Of the lines in these entries, how many contain the string "JSON"? Give the number and nothing else.

## Records

[start]

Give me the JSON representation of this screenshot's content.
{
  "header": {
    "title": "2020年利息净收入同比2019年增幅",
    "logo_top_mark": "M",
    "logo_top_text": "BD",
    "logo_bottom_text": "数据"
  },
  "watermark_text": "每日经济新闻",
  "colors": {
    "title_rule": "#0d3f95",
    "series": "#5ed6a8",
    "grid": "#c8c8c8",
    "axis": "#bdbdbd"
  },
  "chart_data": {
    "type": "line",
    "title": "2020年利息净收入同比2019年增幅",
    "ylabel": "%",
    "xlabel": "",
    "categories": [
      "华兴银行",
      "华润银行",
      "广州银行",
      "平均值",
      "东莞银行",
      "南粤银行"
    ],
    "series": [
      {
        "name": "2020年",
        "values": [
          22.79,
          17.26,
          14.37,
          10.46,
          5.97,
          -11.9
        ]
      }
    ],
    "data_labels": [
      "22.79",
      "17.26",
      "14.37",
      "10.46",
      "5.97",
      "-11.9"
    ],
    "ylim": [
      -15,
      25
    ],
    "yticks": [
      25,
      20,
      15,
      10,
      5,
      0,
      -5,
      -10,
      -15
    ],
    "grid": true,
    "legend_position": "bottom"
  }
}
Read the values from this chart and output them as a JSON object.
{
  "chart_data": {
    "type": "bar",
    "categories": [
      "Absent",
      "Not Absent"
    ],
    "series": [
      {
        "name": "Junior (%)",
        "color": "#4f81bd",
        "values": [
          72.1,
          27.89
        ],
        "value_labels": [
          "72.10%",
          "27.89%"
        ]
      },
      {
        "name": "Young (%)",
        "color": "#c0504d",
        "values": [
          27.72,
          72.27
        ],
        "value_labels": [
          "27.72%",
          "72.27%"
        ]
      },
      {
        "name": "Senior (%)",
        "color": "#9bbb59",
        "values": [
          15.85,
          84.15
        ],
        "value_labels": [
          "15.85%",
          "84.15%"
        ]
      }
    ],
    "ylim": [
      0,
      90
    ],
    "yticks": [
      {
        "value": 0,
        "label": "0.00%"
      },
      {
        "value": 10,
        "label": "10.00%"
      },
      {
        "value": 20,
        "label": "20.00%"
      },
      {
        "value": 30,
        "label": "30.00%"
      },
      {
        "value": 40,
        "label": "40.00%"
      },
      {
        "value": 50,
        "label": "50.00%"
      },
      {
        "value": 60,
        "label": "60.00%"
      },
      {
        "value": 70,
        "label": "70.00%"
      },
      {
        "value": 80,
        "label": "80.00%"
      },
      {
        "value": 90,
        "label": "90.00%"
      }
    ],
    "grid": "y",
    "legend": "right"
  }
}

[end]

## Exercise result
2